>>>

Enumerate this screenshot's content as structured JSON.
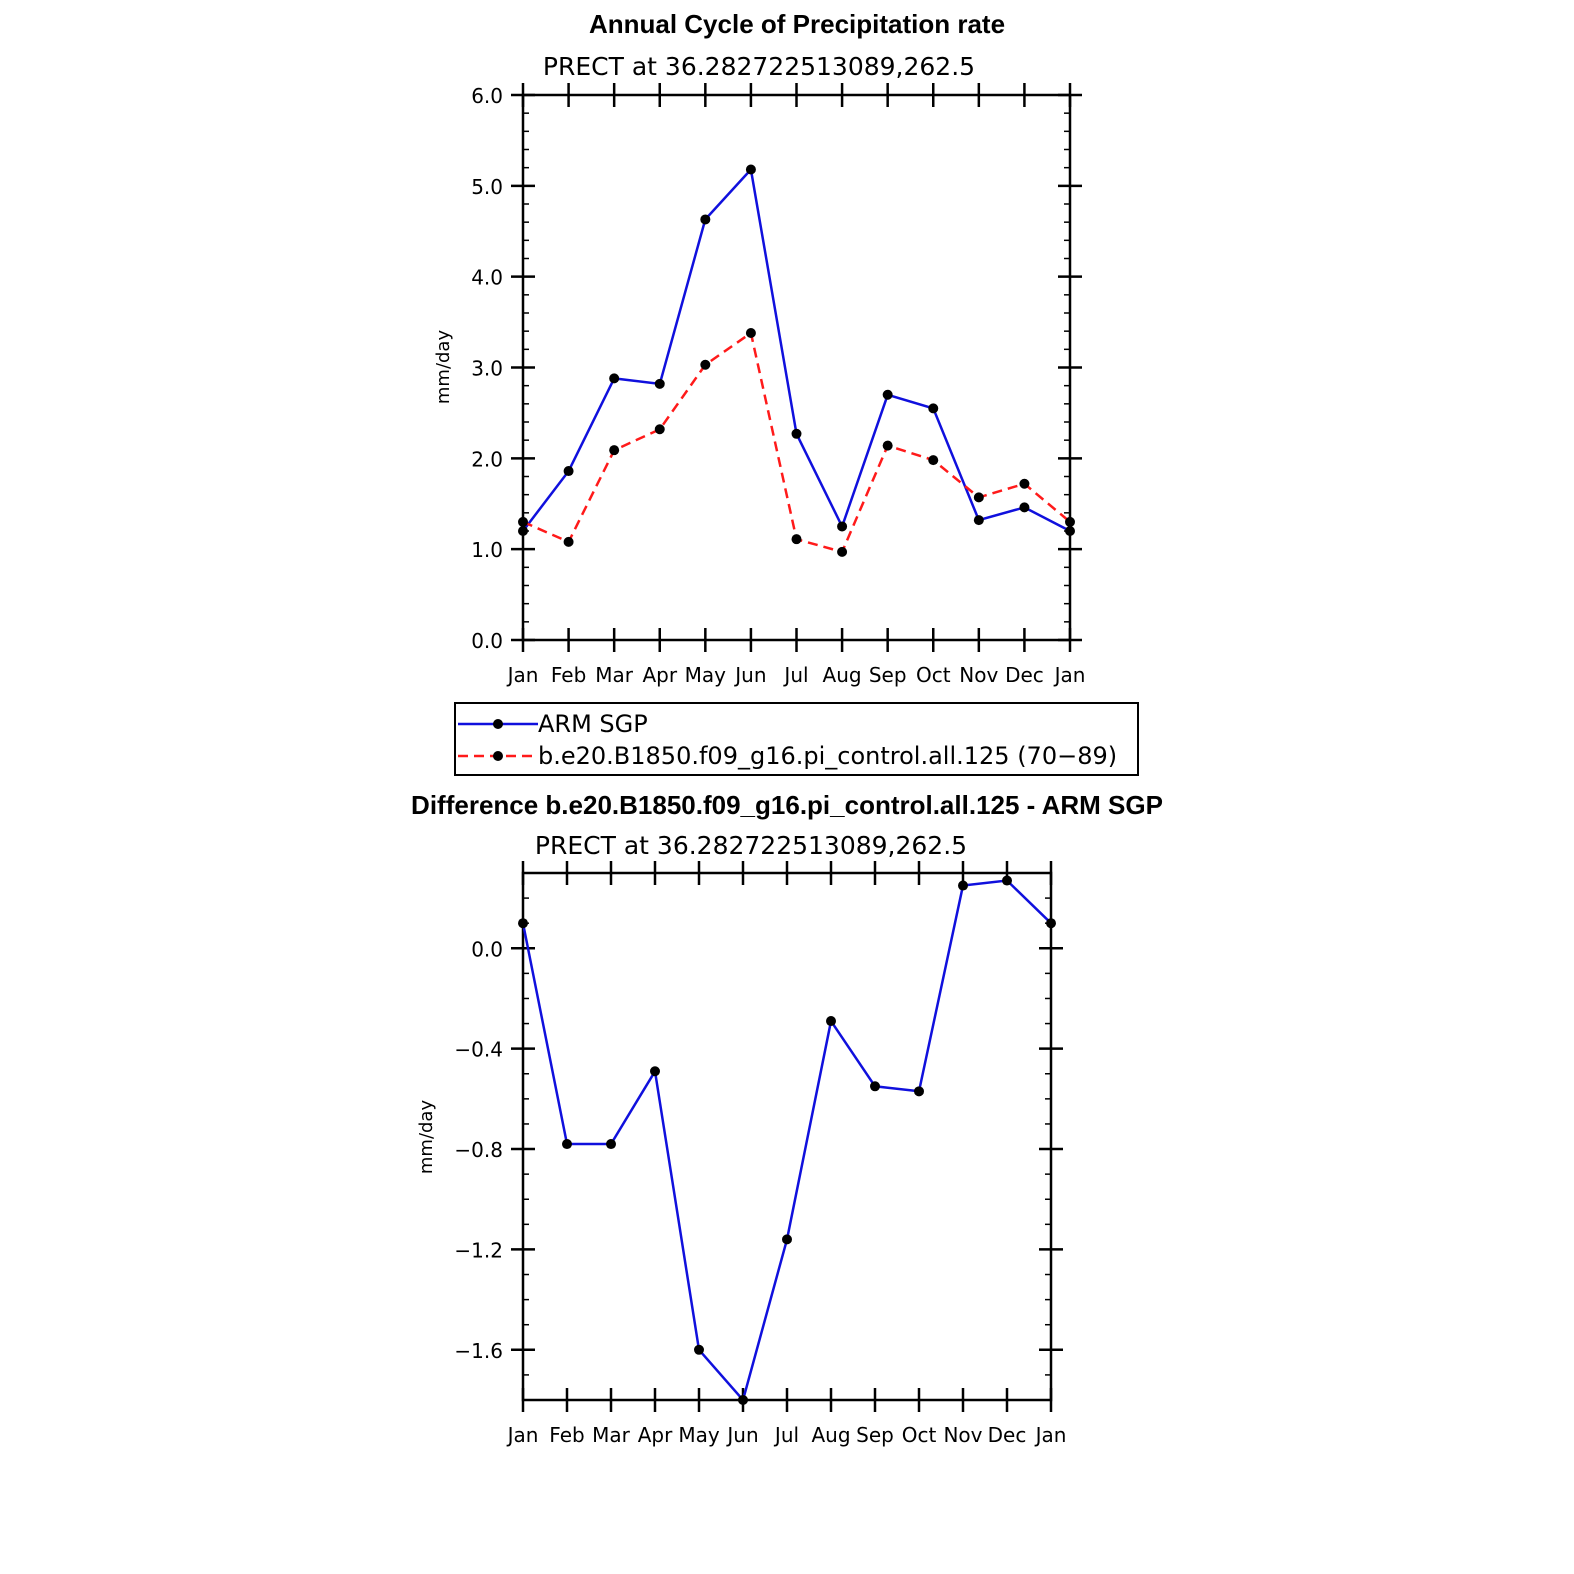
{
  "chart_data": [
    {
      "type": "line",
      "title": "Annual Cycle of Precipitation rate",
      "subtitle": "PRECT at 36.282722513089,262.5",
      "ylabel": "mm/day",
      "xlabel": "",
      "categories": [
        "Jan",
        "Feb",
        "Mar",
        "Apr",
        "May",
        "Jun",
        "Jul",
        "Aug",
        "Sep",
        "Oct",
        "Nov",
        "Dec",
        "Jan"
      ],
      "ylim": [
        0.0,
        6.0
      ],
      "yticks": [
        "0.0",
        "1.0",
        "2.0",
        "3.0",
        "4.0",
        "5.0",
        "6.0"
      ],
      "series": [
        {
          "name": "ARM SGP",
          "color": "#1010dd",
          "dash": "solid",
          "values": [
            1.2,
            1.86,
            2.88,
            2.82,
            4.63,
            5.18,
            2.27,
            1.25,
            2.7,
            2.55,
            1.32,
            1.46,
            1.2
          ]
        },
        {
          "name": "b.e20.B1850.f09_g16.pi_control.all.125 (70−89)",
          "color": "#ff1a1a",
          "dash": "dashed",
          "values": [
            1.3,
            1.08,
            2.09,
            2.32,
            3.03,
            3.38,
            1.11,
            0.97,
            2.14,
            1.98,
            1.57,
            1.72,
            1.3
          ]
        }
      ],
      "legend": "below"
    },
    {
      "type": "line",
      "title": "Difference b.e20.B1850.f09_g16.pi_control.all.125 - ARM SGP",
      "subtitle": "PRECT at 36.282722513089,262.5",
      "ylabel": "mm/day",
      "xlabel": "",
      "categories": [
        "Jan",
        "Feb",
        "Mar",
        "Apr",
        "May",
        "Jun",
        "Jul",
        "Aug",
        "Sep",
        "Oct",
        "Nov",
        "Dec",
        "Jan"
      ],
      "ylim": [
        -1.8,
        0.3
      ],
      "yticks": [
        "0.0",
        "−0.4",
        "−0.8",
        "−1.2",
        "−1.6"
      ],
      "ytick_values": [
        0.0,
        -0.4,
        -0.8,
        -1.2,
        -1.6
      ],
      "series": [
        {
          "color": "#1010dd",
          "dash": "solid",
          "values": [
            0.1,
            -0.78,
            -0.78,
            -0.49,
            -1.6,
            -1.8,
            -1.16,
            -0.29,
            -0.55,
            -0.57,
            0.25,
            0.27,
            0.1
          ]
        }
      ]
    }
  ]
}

<<<
>>>

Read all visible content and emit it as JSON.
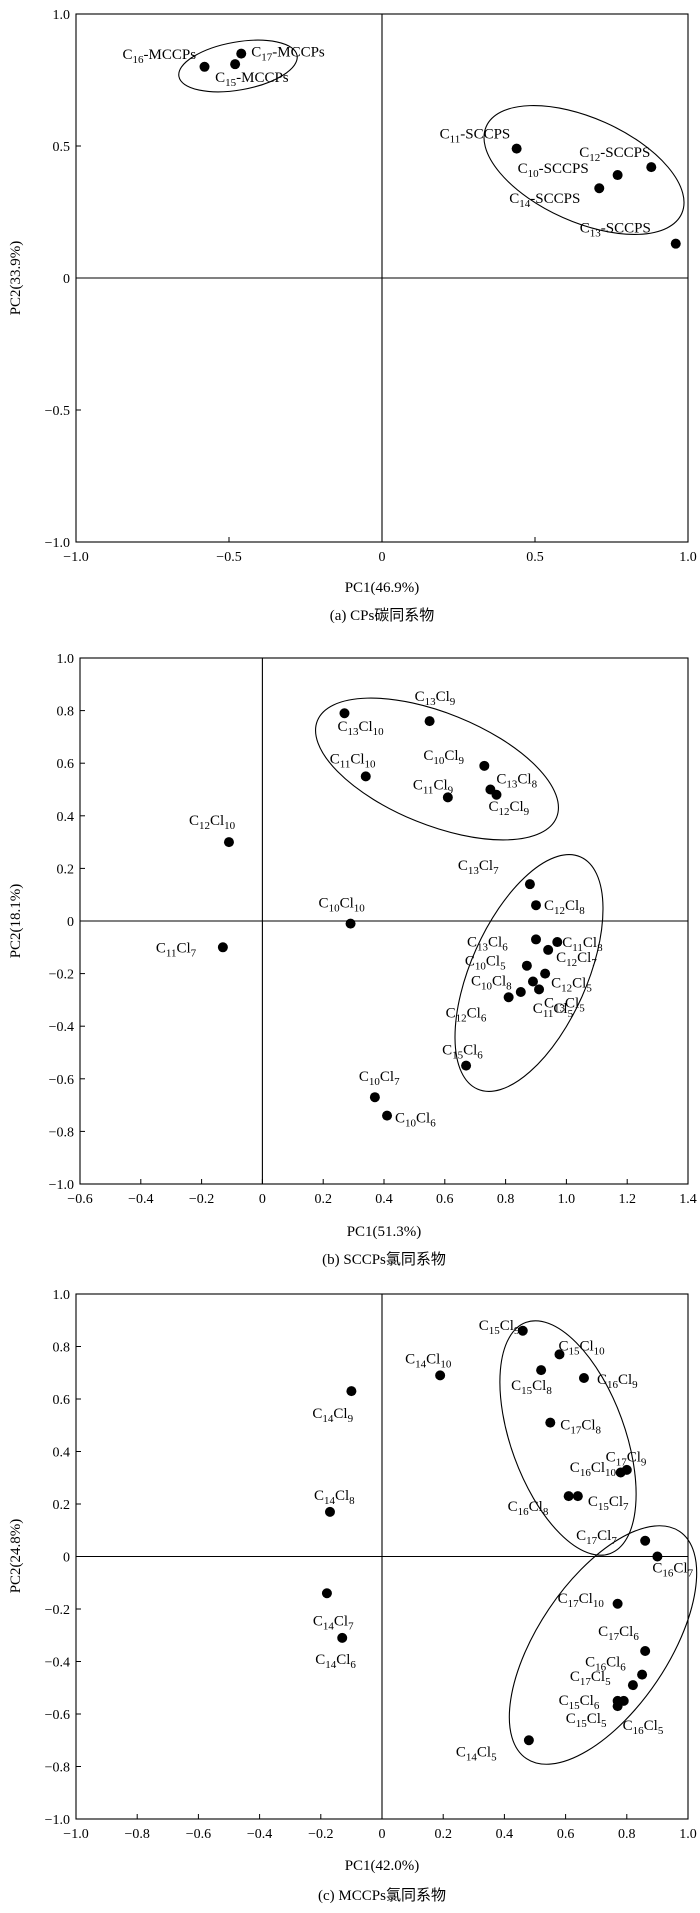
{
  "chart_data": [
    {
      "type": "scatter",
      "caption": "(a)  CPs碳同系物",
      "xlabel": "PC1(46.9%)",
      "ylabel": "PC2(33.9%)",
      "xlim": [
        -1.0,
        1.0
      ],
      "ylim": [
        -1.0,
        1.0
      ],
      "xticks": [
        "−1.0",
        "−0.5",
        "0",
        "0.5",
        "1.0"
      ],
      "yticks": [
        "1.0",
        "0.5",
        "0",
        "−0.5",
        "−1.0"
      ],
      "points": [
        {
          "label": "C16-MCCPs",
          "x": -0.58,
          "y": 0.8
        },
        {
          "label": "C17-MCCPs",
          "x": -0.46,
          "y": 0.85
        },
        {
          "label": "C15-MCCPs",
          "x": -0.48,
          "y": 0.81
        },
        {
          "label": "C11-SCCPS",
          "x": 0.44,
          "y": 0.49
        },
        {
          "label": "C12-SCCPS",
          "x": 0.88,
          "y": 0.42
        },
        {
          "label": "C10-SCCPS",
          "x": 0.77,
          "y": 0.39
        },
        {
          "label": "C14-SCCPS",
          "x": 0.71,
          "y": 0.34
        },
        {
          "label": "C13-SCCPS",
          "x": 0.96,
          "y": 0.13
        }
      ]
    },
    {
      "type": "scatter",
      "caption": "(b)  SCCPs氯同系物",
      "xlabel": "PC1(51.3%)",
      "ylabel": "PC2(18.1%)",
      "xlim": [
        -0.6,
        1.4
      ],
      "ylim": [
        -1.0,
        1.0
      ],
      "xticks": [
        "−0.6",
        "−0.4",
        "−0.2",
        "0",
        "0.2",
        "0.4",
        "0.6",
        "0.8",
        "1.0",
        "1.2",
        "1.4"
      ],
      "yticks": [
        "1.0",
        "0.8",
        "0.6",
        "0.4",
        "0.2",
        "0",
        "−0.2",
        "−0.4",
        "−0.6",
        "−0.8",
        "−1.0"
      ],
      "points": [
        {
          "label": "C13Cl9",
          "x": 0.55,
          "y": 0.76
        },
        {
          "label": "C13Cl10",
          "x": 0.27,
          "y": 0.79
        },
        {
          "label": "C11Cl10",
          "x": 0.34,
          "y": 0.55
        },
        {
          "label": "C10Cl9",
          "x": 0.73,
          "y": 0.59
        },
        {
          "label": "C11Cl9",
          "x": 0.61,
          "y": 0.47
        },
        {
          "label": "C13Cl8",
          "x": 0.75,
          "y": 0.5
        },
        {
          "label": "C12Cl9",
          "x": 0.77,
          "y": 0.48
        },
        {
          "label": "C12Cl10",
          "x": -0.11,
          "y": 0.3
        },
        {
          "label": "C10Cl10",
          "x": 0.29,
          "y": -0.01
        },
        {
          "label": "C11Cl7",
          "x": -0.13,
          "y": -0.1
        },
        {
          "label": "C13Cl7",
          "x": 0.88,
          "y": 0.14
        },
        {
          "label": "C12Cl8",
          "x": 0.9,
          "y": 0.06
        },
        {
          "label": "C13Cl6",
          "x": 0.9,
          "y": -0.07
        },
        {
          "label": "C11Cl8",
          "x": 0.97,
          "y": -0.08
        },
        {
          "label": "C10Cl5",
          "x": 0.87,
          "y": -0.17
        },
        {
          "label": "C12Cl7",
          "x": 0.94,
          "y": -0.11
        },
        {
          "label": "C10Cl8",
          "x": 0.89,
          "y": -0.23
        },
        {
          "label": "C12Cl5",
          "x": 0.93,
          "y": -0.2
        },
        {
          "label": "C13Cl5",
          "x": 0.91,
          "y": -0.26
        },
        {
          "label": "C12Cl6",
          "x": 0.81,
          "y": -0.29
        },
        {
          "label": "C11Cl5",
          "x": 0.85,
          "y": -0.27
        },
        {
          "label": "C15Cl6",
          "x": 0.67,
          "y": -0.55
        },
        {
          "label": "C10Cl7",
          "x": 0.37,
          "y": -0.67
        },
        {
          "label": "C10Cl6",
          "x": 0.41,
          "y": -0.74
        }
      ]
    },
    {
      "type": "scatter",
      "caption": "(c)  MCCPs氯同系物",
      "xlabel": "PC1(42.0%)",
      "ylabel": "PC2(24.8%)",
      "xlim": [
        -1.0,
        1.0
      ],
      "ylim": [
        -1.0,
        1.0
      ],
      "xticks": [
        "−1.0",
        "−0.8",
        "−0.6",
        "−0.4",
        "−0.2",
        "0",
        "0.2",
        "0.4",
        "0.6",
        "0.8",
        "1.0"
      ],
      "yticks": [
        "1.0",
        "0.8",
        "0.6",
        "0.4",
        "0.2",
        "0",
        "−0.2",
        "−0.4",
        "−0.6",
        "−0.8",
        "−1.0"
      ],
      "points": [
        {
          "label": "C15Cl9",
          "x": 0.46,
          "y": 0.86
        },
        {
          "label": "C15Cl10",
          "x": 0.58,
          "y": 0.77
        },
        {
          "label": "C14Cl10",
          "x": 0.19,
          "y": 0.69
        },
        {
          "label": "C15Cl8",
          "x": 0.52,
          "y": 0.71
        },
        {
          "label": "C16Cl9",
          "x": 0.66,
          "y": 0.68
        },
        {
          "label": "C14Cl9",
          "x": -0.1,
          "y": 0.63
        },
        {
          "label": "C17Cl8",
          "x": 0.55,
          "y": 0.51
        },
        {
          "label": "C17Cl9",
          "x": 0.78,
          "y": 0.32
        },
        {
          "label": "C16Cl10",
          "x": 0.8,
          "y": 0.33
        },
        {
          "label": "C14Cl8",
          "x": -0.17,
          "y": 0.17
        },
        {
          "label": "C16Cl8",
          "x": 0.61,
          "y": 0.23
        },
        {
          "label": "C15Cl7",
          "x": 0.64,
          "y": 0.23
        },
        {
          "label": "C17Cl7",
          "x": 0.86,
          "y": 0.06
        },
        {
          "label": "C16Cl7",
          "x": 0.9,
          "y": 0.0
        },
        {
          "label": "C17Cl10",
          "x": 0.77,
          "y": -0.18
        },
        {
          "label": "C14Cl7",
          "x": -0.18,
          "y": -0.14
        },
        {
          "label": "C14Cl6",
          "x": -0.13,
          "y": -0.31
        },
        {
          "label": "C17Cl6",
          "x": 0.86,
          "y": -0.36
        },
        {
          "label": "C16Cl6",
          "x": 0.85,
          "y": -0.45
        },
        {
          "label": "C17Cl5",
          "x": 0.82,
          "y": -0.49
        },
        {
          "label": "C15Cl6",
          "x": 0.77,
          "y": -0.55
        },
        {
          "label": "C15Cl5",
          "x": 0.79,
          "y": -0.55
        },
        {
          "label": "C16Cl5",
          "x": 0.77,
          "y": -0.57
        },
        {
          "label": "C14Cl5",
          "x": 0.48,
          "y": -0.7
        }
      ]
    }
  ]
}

<<<

> Description of the task
Pull out all lines in the data above that include "name".

> Reply
          "name": "ARM SGP",
          "name": "b.e20.B1850.f09_g16.pi_control.all.125 (70−89)",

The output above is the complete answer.